(Records for the task):
—————
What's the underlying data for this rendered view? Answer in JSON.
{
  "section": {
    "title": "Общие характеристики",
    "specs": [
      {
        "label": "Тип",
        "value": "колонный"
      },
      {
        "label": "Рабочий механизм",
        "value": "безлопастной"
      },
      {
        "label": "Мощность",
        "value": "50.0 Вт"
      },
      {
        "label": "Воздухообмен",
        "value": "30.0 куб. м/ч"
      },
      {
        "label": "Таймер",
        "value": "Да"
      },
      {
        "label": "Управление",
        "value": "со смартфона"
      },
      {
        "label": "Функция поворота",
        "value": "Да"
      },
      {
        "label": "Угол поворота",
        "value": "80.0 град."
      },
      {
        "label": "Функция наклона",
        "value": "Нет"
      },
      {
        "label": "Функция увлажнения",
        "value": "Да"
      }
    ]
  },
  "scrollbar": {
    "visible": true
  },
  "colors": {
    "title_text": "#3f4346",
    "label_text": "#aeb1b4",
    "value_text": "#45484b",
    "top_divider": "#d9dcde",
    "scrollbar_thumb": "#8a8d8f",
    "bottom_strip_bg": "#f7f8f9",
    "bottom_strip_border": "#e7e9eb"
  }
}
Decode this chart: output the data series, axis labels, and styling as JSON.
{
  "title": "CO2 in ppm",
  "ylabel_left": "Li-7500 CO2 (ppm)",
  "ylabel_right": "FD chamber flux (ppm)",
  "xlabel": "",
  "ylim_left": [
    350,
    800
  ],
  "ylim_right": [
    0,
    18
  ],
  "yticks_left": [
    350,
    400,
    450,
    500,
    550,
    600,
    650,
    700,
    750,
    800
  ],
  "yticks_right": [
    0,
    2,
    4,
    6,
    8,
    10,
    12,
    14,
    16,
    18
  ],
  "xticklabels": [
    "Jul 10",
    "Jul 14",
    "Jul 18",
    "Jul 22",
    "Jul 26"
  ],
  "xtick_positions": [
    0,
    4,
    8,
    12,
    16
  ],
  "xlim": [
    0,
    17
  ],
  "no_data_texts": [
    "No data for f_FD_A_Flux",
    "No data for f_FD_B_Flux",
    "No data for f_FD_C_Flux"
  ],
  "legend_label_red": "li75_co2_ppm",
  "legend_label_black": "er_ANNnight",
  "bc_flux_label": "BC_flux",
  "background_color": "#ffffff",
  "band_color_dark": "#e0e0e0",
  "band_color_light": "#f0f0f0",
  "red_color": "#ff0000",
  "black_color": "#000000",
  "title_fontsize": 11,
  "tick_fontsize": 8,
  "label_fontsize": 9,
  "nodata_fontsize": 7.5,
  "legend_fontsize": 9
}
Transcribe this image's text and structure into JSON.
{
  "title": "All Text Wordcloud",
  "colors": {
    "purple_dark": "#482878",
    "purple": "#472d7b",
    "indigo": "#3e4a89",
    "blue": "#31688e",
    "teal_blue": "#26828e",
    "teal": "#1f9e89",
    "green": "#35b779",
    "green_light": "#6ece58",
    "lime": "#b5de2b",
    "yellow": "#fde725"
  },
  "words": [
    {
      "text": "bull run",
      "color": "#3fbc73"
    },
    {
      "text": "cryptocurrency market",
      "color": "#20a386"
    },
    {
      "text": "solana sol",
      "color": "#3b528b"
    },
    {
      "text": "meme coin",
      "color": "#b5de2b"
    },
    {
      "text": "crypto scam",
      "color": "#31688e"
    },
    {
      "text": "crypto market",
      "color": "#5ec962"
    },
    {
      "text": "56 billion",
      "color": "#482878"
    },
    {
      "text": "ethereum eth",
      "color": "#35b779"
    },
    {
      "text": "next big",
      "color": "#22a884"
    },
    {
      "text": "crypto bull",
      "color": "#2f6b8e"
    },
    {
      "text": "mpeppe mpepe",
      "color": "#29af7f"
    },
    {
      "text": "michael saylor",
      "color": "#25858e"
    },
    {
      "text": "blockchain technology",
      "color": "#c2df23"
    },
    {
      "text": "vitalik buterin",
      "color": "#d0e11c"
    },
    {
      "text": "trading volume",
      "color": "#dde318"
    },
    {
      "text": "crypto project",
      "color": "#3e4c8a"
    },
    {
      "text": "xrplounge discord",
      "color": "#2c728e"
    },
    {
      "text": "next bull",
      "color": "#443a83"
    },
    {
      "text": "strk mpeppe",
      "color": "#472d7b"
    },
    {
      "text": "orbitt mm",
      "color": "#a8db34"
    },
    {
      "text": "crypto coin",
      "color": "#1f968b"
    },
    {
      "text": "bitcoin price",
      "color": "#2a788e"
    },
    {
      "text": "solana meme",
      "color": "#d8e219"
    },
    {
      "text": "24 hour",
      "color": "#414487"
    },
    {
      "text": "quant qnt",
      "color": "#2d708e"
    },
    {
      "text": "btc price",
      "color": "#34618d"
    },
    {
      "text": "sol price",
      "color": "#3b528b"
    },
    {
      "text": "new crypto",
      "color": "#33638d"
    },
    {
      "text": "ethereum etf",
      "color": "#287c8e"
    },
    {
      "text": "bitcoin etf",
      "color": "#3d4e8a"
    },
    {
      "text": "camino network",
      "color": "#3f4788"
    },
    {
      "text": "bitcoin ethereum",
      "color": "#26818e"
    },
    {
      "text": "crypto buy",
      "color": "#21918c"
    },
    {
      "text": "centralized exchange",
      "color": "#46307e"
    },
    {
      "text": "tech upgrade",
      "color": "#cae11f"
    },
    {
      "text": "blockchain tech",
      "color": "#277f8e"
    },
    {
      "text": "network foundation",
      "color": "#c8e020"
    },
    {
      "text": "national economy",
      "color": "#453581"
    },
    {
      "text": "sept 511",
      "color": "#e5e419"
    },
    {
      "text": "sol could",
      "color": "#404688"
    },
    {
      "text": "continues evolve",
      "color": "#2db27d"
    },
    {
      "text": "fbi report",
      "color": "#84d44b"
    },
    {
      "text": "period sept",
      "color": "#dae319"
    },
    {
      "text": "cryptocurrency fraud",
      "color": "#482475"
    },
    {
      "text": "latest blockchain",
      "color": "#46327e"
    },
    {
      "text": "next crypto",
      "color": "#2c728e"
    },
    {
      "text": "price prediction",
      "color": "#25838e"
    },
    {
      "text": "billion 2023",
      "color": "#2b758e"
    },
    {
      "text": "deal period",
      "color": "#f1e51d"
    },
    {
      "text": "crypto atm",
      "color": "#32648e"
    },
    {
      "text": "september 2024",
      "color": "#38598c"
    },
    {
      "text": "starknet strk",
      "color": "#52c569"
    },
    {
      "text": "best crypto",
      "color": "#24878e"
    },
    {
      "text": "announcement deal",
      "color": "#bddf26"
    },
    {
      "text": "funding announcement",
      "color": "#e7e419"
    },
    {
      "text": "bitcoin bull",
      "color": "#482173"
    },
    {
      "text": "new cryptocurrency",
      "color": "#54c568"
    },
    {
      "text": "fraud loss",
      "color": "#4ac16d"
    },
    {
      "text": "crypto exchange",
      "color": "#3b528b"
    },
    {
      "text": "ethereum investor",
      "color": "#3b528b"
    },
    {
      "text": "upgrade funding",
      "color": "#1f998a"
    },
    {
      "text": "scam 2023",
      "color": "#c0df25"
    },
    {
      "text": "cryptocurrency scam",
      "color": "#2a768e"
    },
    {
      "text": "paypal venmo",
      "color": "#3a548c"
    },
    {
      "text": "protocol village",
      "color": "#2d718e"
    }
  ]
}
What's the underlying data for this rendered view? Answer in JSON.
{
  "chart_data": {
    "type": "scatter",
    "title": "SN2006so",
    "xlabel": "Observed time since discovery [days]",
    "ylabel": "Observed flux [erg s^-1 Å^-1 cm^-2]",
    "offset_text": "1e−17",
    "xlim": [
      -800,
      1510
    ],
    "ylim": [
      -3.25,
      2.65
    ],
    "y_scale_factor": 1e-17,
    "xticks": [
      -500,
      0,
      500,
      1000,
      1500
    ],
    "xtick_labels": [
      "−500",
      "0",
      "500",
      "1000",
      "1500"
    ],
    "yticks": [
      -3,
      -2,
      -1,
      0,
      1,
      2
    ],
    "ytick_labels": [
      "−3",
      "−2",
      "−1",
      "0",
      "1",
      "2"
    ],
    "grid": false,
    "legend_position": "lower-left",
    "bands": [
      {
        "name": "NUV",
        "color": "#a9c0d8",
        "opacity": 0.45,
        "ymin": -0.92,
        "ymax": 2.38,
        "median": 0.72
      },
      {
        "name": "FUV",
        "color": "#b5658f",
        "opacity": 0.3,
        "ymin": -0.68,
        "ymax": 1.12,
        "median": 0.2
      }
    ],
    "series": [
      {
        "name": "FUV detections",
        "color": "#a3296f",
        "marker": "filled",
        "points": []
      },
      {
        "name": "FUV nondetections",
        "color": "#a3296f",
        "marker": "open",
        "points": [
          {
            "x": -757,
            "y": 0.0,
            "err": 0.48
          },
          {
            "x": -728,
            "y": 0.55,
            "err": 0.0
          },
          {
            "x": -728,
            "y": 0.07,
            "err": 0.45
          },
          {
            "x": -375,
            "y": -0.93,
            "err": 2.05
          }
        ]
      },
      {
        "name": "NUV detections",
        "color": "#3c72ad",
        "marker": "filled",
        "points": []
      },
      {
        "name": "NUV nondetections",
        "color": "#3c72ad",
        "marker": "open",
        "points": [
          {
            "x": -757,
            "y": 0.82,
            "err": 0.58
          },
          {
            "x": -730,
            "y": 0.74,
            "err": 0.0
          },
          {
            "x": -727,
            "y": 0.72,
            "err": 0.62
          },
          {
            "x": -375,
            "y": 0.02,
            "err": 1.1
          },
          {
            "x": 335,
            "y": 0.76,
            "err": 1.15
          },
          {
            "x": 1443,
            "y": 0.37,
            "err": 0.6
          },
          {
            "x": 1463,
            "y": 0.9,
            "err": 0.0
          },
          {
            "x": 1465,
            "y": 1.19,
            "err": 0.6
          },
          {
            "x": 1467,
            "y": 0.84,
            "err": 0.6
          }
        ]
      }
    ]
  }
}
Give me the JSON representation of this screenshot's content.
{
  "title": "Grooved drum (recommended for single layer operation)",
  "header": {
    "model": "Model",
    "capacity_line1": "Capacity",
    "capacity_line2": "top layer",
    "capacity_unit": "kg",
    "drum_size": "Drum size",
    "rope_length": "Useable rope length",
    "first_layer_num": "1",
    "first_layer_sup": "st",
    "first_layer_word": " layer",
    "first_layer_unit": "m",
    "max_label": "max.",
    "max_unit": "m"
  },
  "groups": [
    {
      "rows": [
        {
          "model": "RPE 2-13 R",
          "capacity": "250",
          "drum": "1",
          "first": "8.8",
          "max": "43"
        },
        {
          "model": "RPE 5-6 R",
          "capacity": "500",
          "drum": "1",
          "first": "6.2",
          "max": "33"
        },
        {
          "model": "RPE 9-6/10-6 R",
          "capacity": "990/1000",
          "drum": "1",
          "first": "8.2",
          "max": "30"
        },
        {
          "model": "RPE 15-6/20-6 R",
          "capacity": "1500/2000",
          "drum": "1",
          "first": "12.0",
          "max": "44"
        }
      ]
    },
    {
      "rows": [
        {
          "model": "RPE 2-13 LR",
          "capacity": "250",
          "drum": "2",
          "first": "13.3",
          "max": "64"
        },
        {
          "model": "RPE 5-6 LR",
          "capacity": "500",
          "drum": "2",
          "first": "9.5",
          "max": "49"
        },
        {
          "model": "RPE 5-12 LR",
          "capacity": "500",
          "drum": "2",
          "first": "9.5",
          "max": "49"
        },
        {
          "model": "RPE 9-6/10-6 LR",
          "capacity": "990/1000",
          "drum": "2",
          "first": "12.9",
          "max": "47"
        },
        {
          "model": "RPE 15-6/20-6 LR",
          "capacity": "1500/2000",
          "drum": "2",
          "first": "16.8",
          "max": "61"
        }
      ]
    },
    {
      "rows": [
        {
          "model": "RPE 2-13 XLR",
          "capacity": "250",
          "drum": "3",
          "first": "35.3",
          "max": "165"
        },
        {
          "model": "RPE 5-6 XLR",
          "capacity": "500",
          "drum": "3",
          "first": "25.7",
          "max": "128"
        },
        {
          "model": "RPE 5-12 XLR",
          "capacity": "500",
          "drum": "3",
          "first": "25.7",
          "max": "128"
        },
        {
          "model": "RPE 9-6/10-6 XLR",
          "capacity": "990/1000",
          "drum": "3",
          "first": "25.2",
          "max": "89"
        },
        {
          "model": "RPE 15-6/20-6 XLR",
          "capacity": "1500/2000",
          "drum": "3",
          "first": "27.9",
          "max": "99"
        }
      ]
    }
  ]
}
—————
(Problem to solve): Pull out all lines in the data above that include "price".

(Written response):
      "text": "bitcoin price",
      "text": "btc price",
      "text": "sol price",
      "text": "price prediction",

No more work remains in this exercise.